### [GOAL]
Look through the records below, and copy out every line that holds the string "маховики".

· · · · ·

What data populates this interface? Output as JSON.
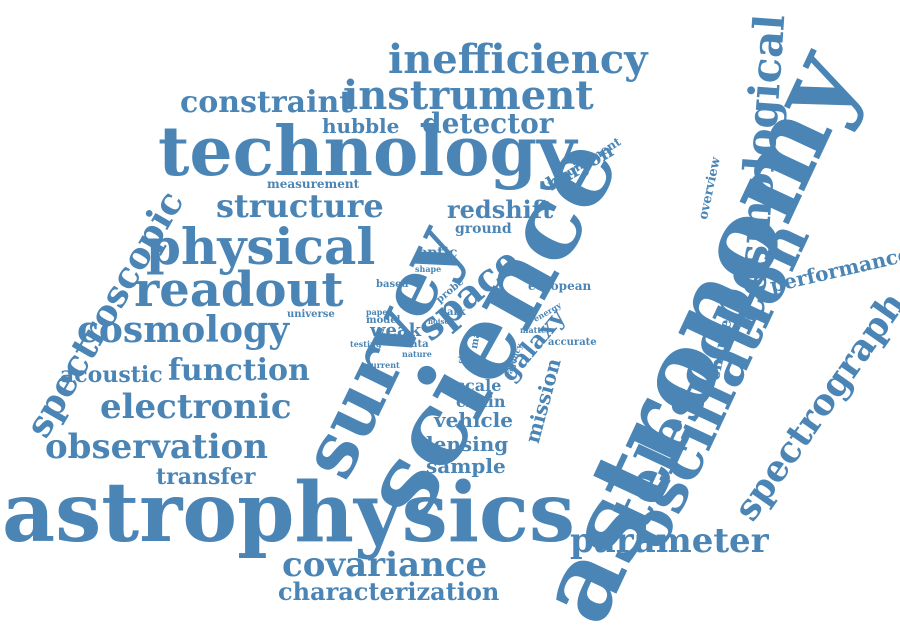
{
  "style": {
    "word_color": "#4a85b5",
    "background": "#ffffff"
  },
  "words": {
    "astrophysics": "astrophysics",
    "astronomy": "astronomy",
    "science": "science",
    "survey": "survey",
    "technology": "technology",
    "telescope": "telescope",
    "oscillation": "oscillation",
    "cosmological": "cosmological",
    "spectrograph": "spectrograph",
    "inefficiency": "inefficiency",
    "instrument": "instrument",
    "constraint": "constraint",
    "detector": "detector",
    "hubble": "hubble",
    "physical": "physical",
    "readout": "readout",
    "structure": "structure",
    "measurement": "measurement",
    "cosmology": "cosmology",
    "spectroscopic": "spectroscopic",
    "acoustic": "acoustic",
    "function": "function",
    "electronic": "electronic",
    "observation": "observation",
    "transfer": "transfer",
    "covariance": "covariance",
    "characterization": "characterization",
    "parameter": "parameter",
    "performance": "performance",
    "overview": "overview",
    "requirement": "requirement",
    "baryon": "baryon",
    "redshift": "redshift",
    "ground": "ground",
    "optic": "optic",
    "space": "space",
    "galaxy": "galaxy",
    "mission": "mission",
    "charge": "charge",
    "scale": "scale",
    "chain": "chain",
    "vehicle": "vehicle",
    "lensing": "lensing",
    "sample": "sample",
    "weak": "weak",
    "european": "european",
    "accurate": "accurate",
    "probe": "probe",
    "dark": "dark",
    "based": "based",
    "universe": "universe",
    "shape": "shape",
    "model": "model",
    "paper": "paper",
    "testing": "testing",
    "data": "data",
    "nature": "nature",
    "current": "current",
    "mas": "mas",
    "matter": "matter",
    "energy": "energy",
    "agency": "agency",
    "noise": "noise",
    "class": "class"
  }
}
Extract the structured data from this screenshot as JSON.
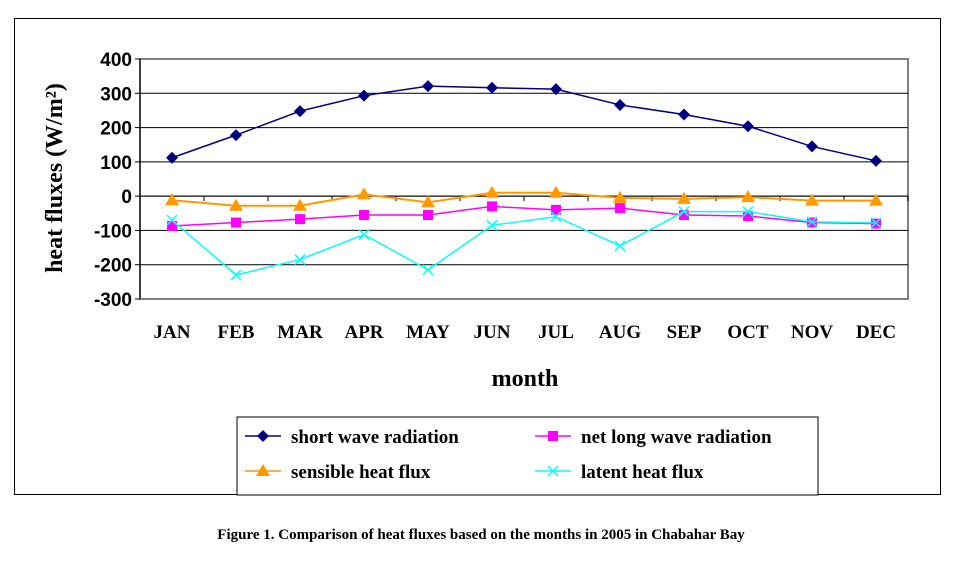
{
  "chart_data": {
    "type": "line",
    "title": "",
    "xlabel": "month",
    "ylabel": "heat fluxes (W/m²)",
    "ylabel_parts": {
      "main": "heat fluxes",
      "unit": "(W/m²)"
    },
    "ylim": [
      -300,
      400
    ],
    "yticks": [
      400,
      300,
      200,
      100,
      0,
      -100,
      -200,
      -300
    ],
    "grid": true,
    "categories": [
      "JAN",
      "FEB",
      "MAR",
      "APR",
      "MAY",
      "JUN",
      "JUL",
      "AUG",
      "SEP",
      "OCT",
      "NOV",
      "DEC"
    ],
    "legend_position": "bottom",
    "series": [
      {
        "name": "short wave radiation",
        "color": "#000080",
        "marker": "diamond",
        "values": [
          112,
          178,
          248,
          293,
          321,
          316,
          312,
          266,
          238,
          204,
          145,
          103
        ]
      },
      {
        "name": "net long wave radiation",
        "color": "#FF00FF",
        "marker": "square",
        "values": [
          -87,
          -77,
          -67,
          -55,
          -55,
          -30,
          -40,
          -35,
          -55,
          -58,
          -77,
          -80
        ]
      },
      {
        "name": "sensible heat flux",
        "color": "#FF9900",
        "marker": "triangle",
        "values": [
          -12,
          -28,
          -28,
          5,
          -18,
          10,
          10,
          -5,
          -8,
          -3,
          -13,
          -13
        ]
      },
      {
        "name": "latent heat flux",
        "color": "#00FFFF",
        "marker": "x",
        "values": [
          -70,
          -230,
          -185,
          -112,
          -215,
          -85,
          -60,
          -145,
          -45,
          -45,
          -75,
          -78
        ]
      }
    ]
  },
  "caption": "Figure 1. Comparison of heat fluxes based on the months in 2005 in Chabahar Bay"
}
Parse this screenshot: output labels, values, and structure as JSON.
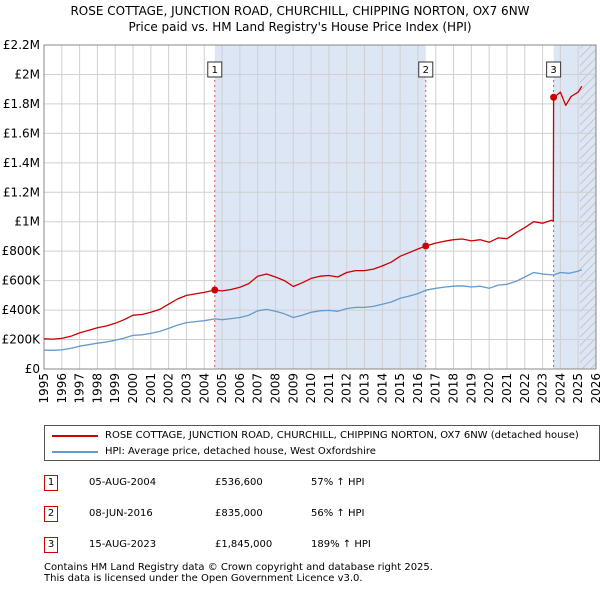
{
  "header": {
    "title_line1": "ROSE COTTAGE, JUNCTION ROAD, CHURCHILL, CHIPPING NORTON, OX7 6NW",
    "title_line2": "Price paid vs. HM Land Registry's House Price Index (HPI)"
  },
  "chart_data": {
    "type": "line",
    "x_range": [
      1995,
      2026
    ],
    "ylim": [
      0,
      2200000
    ],
    "y_ticks": [
      0,
      200000,
      400000,
      600000,
      800000,
      1000000,
      1200000,
      1400000,
      1600000,
      1800000,
      2000000,
      2200000
    ],
    "y_tick_labels": [
      "£0",
      "£200K",
      "£400K",
      "£600K",
      "£800K",
      "£1M",
      "£1.2M",
      "£1.4M",
      "£1.6M",
      "£1.8M",
      "£2M",
      "£2.2M"
    ],
    "x_ticks": [
      1995,
      1996,
      1997,
      1998,
      1999,
      2000,
      2001,
      2002,
      2003,
      2004,
      2005,
      2006,
      2007,
      2008,
      2009,
      2010,
      2011,
      2012,
      2013,
      2014,
      2015,
      2016,
      2017,
      2018,
      2019,
      2020,
      2021,
      2022,
      2023,
      2024,
      2025,
      2026
    ],
    "x_tick_labels": [
      "1995",
      "1996",
      "1997",
      "1998",
      "1999",
      "2000",
      "2001",
      "2002",
      "2003",
      "2004",
      "2005",
      "2006",
      "2007",
      "2008",
      "2009",
      "2010",
      "2011",
      "2012",
      "2013",
      "2014",
      "2015",
      "2016",
      "2017",
      "2018",
      "2019",
      "2020",
      "2021",
      "2022",
      "2023",
      "2024",
      "2025",
      "2026"
    ],
    "shaded_periods": [
      {
        "start": 2004.59,
        "end": 2016.44
      },
      {
        "start": 2023.62,
        "end": 2026
      }
    ],
    "hatched_period": {
      "start": 2025.1,
      "end": 2026
    },
    "grid": true,
    "series": [
      {
        "name": "ROSE COTTAGE, JUNCTION ROAD, CHURCHILL, CHIPPING NORTON, OX7 6NW (detached house)",
        "color": "#cc0000",
        "x": [
          1995.0,
          1995.5,
          1996.0,
          1996.5,
          1997.0,
          1997.5,
          1998.0,
          1998.5,
          1999.0,
          1999.5,
          2000.0,
          2000.5,
          2001.0,
          2001.5,
          2002.0,
          2002.5,
          2003.0,
          2003.5,
          2004.0,
          2004.59,
          2005.0,
          2005.5,
          2006.0,
          2006.5,
          2007.0,
          2007.5,
          2008.0,
          2008.5,
          2009.0,
          2009.5,
          2010.0,
          2010.5,
          2011.0,
          2011.5,
          2012.0,
          2012.5,
          2013.0,
          2013.5,
          2014.0,
          2014.5,
          2015.0,
          2015.5,
          2016.0,
          2016.44,
          2017.0,
          2017.5,
          2018.0,
          2018.5,
          2019.0,
          2019.5,
          2020.0,
          2020.5,
          2021.0,
          2021.5,
          2022.0,
          2022.5,
          2023.0,
          2023.5,
          2023.6,
          2023.62,
          2023.8,
          2024.0,
          2024.3,
          2024.6,
          2025.0,
          2025.2
        ],
        "values": [
          205000,
          203000,
          208000,
          222000,
          245000,
          262000,
          280000,
          292000,
          310000,
          335000,
          365000,
          370000,
          385000,
          405000,
          440000,
          475000,
          500000,
          510000,
          520000,
          536600,
          530000,
          540000,
          555000,
          580000,
          630000,
          645000,
          625000,
          600000,
          560000,
          585000,
          615000,
          630000,
          635000,
          625000,
          655000,
          668000,
          668000,
          678000,
          700000,
          725000,
          765000,
          790000,
          815000,
          835000,
          855000,
          868000,
          878000,
          883000,
          870000,
          878000,
          860000,
          890000,
          885000,
          925000,
          960000,
          1000000,
          990000,
          1010000,
          1005000,
          1845000,
          1860000,
          1880000,
          1790000,
          1850000,
          1880000,
          1920000
        ]
      },
      {
        "name": "HPI: Average price, detached house, West Oxfordshire",
        "color": "#6699cc",
        "x": [
          1995.0,
          1995.5,
          1996.0,
          1996.5,
          1997.0,
          1997.5,
          1998.0,
          1998.5,
          1999.0,
          1999.5,
          2000.0,
          2000.5,
          2001.0,
          2001.5,
          2002.0,
          2002.5,
          2003.0,
          2003.5,
          2004.0,
          2004.59,
          2005.0,
          2005.5,
          2006.0,
          2006.5,
          2007.0,
          2007.5,
          2008.0,
          2008.5,
          2009.0,
          2009.5,
          2010.0,
          2010.5,
          2011.0,
          2011.5,
          2012.0,
          2012.5,
          2013.0,
          2013.5,
          2014.0,
          2014.5,
          2015.0,
          2015.5,
          2016.0,
          2016.44,
          2017.0,
          2017.5,
          2018.0,
          2018.5,
          2019.0,
          2019.5,
          2020.0,
          2020.5,
          2021.0,
          2021.5,
          2022.0,
          2022.5,
          2023.0,
          2023.62,
          2024.0,
          2024.5,
          2025.0,
          2025.2
        ],
        "values": [
          128000,
          127000,
          130000,
          140000,
          155000,
          165000,
          175000,
          183000,
          195000,
          210000,
          228000,
          232000,
          242000,
          255000,
          276000,
          298000,
          315000,
          322000,
          328000,
          340000,
          335000,
          342000,
          350000,
          365000,
          395000,
          405000,
          392000,
          375000,
          350000,
          365000,
          385000,
          395000,
          398000,
          392000,
          410000,
          418000,
          418000,
          425000,
          440000,
          455000,
          480000,
          495000,
          512000,
          535000,
          548000,
          556000,
          562000,
          565000,
          557000,
          562000,
          548000,
          570000,
          575000,
          595000,
          625000,
          655000,
          645000,
          638000,
          655000,
          650000,
          665000,
          675000
        ]
      }
    ],
    "markers": [
      {
        "label": "1",
        "x": 2004.59,
        "value": 536600
      },
      {
        "label": "2",
        "x": 2016.44,
        "value": 835000
      },
      {
        "label": "3",
        "x": 2023.62,
        "value": 1845000
      }
    ]
  },
  "legend": {
    "property_label": "ROSE COTTAGE, JUNCTION ROAD, CHURCHILL, CHIPPING NORTON, OX7 6NW (detached house)",
    "hpi_label": "HPI: Average price, detached house, West Oxfordshire"
  },
  "transactions": [
    {
      "num": "1",
      "date": "05-AUG-2004",
      "price": "£536,600",
      "hpi": "57% ↑ HPI"
    },
    {
      "num": "2",
      "date": "08-JUN-2016",
      "price": "£835,000",
      "hpi": "56% ↑ HPI"
    },
    {
      "num": "3",
      "date": "15-AUG-2023",
      "price": "£1,845,000",
      "hpi": "189% ↑ HPI"
    }
  ],
  "footer": {
    "line1": "Contains HM Land Registry data © Crown copyright and database right 2025.",
    "line2": "This data is licensed under the Open Government Licence v3.0."
  }
}
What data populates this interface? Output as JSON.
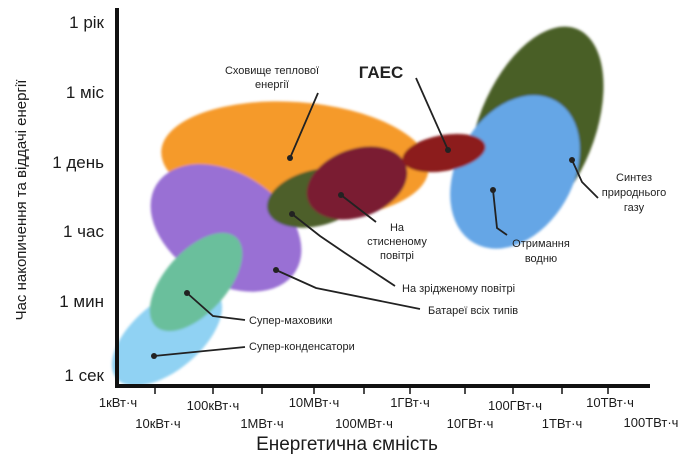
{
  "chart_data": {
    "type": "scatter",
    "xlabel": "Енергетична ємність",
    "ylabel": "Час накопичення та віддачі енергії",
    "x_ticks": [
      "1кВт·ч",
      "10кВт·ч",
      "100кВт·ч",
      "1МВт·ч",
      "10МВт·ч",
      "100МВт·ч",
      "1ГВт·ч",
      "10ГВт·ч",
      "100ГВт·ч",
      "1ТВт·ч",
      "10ТВт·ч",
      "100ТВт·ч"
    ],
    "y_ticks": [
      "1 сек",
      "1 мин",
      "1 час",
      "1 день",
      "1 міс",
      "1 рік"
    ],
    "regions": [
      {
        "name": "Синтез природнього газу",
        "color": "#4a5e26",
        "x_range_log10_kWh": [
          7.6,
          9.0
        ],
        "y_range": [
          "~1 день",
          "~1 рік"
        ]
      },
      {
        "name": "Отримання водню",
        "color": "#65a6e6",
        "x_range_log10_kWh": [
          7.45,
          8.6
        ],
        "y_range": [
          "~1 час",
          "~1 міс"
        ]
      },
      {
        "name": "Сховище теплової енергії",
        "color": "#f59a2a",
        "x_range_log10_kWh": [
          2.5,
          6.3
        ],
        "y_range": [
          "~1 час",
          "~1 міс"
        ]
      },
      {
        "name": "ГАЕС",
        "color": "#8c1b1d",
        "x_range_log10_kWh": [
          5.8,
          7.2
        ],
        "y_range": [
          "~1 час",
          "~1 день"
        ]
      },
      {
        "name": "На стисненому повітрі",
        "color": "#7a1f33",
        "x_range_log10_kWh": [
          4.8,
          6.3
        ],
        "y_range": [
          "~1 час",
          "~1 день"
        ]
      },
      {
        "name": "На зрідженому повітрі",
        "color": "#4d5f2b",
        "x_range_log10_kWh": [
          3.9,
          6.1
        ],
        "y_range": [
          "~1 час",
          "~1 день"
        ]
      },
      {
        "name": "Батареї всіх типів",
        "color": "#9970d4",
        "x_range_log10_kWh": [
          2.5,
          4.5
        ],
        "y_range": [
          "~1 мин",
          "~1 день"
        ]
      },
      {
        "name": "Супер-маховики",
        "color": "#6bbf9c",
        "x_range_log10_kWh": [
          1.2,
          2.9
        ],
        "y_range": [
          "~1 мин",
          "~1 час"
        ]
      },
      {
        "name": "Супер-конденсатори",
        "color": "#90d2f3",
        "x_range_log10_kWh": [
          0.6,
          2.6
        ],
        "y_range": [
          "~1 сек",
          "~1 мин"
        ]
      }
    ],
    "labels": {
      "thermal": [
        "Сховище теплової",
        "енергії"
      ],
      "pumped_hydro": "ГАЕС",
      "compressed_air": [
        "На",
        "стисненому",
        "повітрі"
      ],
      "liquid_air": "На зрідженому повітрі",
      "batteries": "Батареї всіх типів",
      "flywheels": "Супер-маховики",
      "supercaps": "Супер-конденсатори",
      "hydrogen": [
        "Отримання",
        "водню"
      ],
      "natural_gas": [
        "Синтез",
        "природнього",
        "газу"
      ]
    }
  }
}
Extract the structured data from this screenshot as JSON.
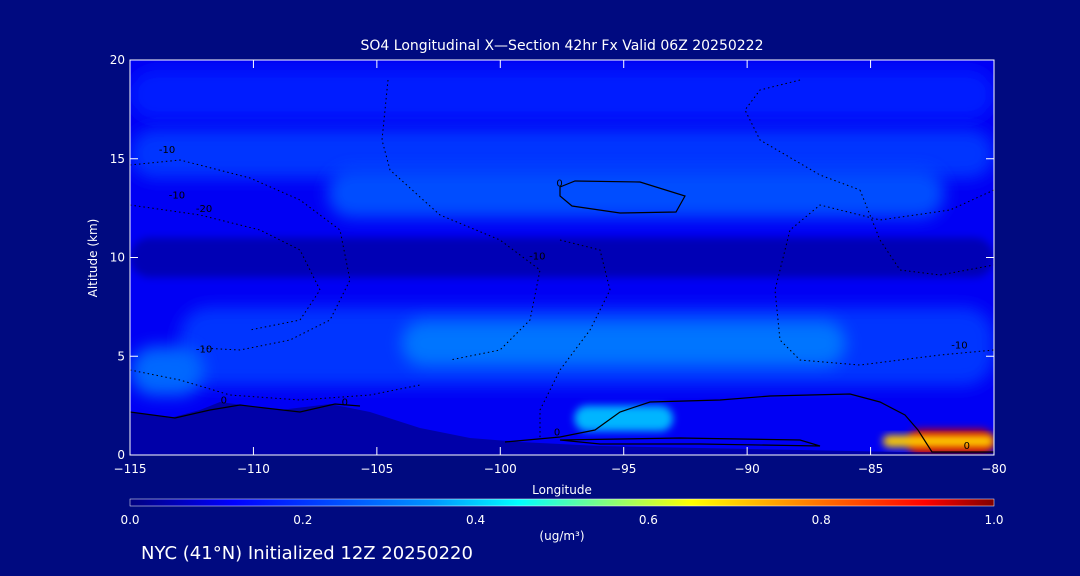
{
  "chart_data": {
    "type": "heatmap",
    "title": "SO4 Longitudinal X—Section 42hr  Fx Valid 06Z 20250222",
    "xlabel": "Longitude",
    "ylabel": "Altitude (km)",
    "xlim": [
      -115,
      -80
    ],
    "ylim": [
      0,
      20
    ],
    "xticks": [
      -115,
      -110,
      -105,
      -100,
      -95,
      -90,
      -85,
      -80
    ],
    "yticks": [
      0,
      5,
      10,
      15,
      20
    ],
    "colorbar": {
      "label": "(ug/m³)",
      "range": [
        0.0,
        1.0
      ],
      "ticks": [
        "0.0",
        "0.2",
        "0.4",
        "0.6",
        "0.8",
        "1.0"
      ]
    },
    "contour_labels": [
      {
        "text": "-10",
        "x": -113.5,
        "y": 15.3
      },
      {
        "text": "-10",
        "x": -113.1,
        "y": 13.0
      },
      {
        "text": "-20",
        "x": -112.0,
        "y": 12.3
      },
      {
        "text": "-10",
        "x": -98.5,
        "y": 9.9
      },
      {
        "text": "-10",
        "x": -112.0,
        "y": 5.2
      },
      {
        "text": "-10",
        "x": -81.4,
        "y": 5.4
      },
      {
        "text": "0",
        "x": -97.6,
        "y": 13.6
      },
      {
        "text": "0",
        "x": -111.2,
        "y": 2.6
      },
      {
        "text": "0",
        "x": -106.3,
        "y": 2.5
      },
      {
        "text": "0",
        "x": -97.7,
        "y": 1.0
      },
      {
        "text": "0",
        "x": -81.1,
        "y": 0.3
      }
    ],
    "regions": [
      {
        "level": 0.11,
        "x0": -115,
        "x1": -80,
        "y0": 0,
        "y1": 20
      },
      {
        "level": 0.16,
        "x0": -115,
        "x1": -80,
        "y0": 17,
        "y1": 19.5
      },
      {
        "level": 0.2,
        "x0": -115,
        "x1": -80,
        "y0": 14,
        "y1": 16.5
      },
      {
        "level": 0.24,
        "x0": -107,
        "x1": -82,
        "y0": 12,
        "y1": 14.5
      },
      {
        "level": 0.05,
        "x0": -115,
        "x1": -80,
        "y0": 9,
        "y1": 11
      },
      {
        "level": 0.2,
        "x0": -113,
        "x1": -80,
        "y0": 3.5,
        "y1": 7.5
      },
      {
        "level": 0.3,
        "x0": -104,
        "x1": -86,
        "y0": 4.5,
        "y1": 6.8
      },
      {
        "level": 0.28,
        "x0": -115,
        "x1": -112,
        "y0": 3,
        "y1": 5.5
      },
      {
        "level": 0.38,
        "x0": -97,
        "x1": -93,
        "y0": 1.2,
        "y1": 2.5
      },
      {
        "level": 0.95,
        "x0": -83.5,
        "x1": -80,
        "y0": 0,
        "y1": 1.3
      },
      {
        "level": 0.7,
        "x0": -84.5,
        "x1": -80,
        "y0": 0.4,
        "y1": 1.0
      }
    ]
  },
  "footer": {
    "text": "NYC (41°N) Initialized 12Z 20250220"
  }
}
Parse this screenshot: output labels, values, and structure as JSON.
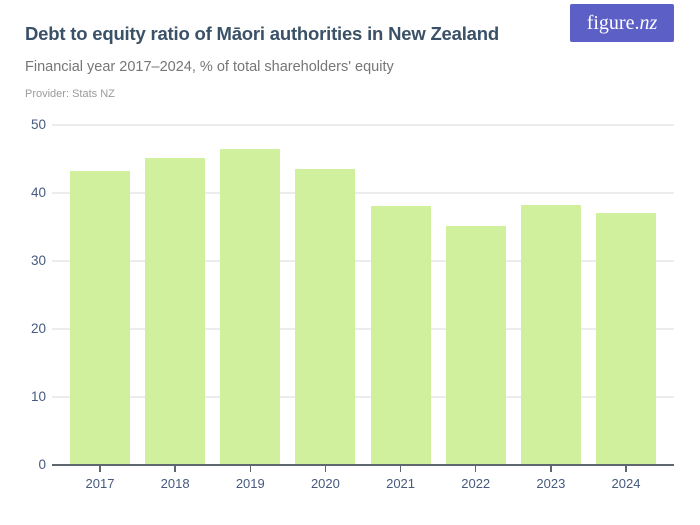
{
  "header": {
    "title": "Debt to equity ratio of Māori authorities in New Zealand",
    "subtitle": "Financial year 2017–2024, % of total shareholders' equity",
    "provider": "Provider: Stats NZ"
  },
  "logo": {
    "main": "figure.",
    "accent": "nz"
  },
  "colors": {
    "title": "#3A5168",
    "subtitle": "#767676",
    "provider": "#9B9B9B",
    "bar": "#D1F09E",
    "gridline": "#ECECEC",
    "axis": "#5E6670",
    "tick_label": "#47597E",
    "logo_bg": "#5C5FC5",
    "logo_text": "#FFFFFF"
  },
  "chart_data": {
    "type": "bar",
    "categories": [
      "2017",
      "2018",
      "2019",
      "2020",
      "2021",
      "2022",
      "2023",
      "2024"
    ],
    "values": [
      43.3,
      45.1,
      46.5,
      43.5,
      38.1,
      35.2,
      38.2,
      37.0
    ],
    "title": "Debt to equity ratio of Māori authorities in New Zealand",
    "subtitle": "Financial year 2017–2024, % of total shareholders' equity",
    "xlabel": "",
    "ylabel": "",
    "ylim": [
      0,
      50
    ],
    "yticks": [
      0,
      10,
      20,
      30,
      40,
      50
    ],
    "grid": true,
    "legend": false,
    "bar_color": "#D1F09E"
  }
}
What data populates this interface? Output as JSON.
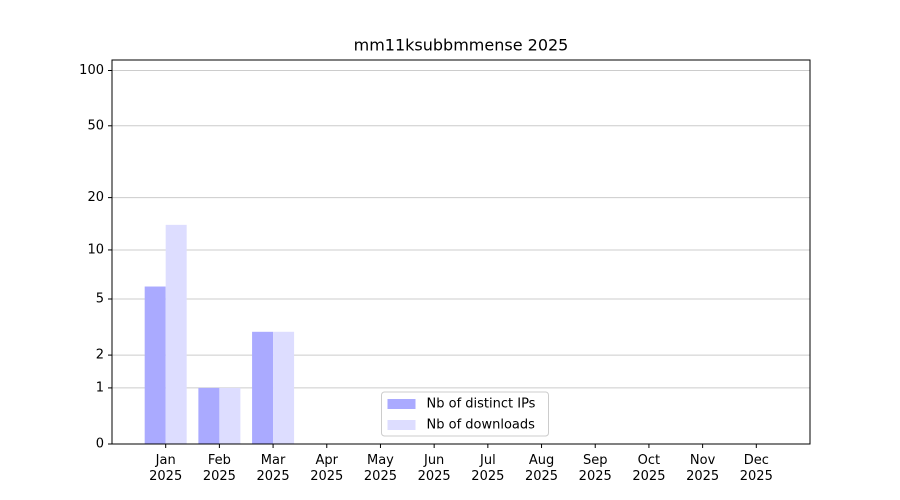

· · · · ·

### [WORKED SOLUTION]
        "name": "Супер-маховики",
      "flywheels": "Супер-маховики",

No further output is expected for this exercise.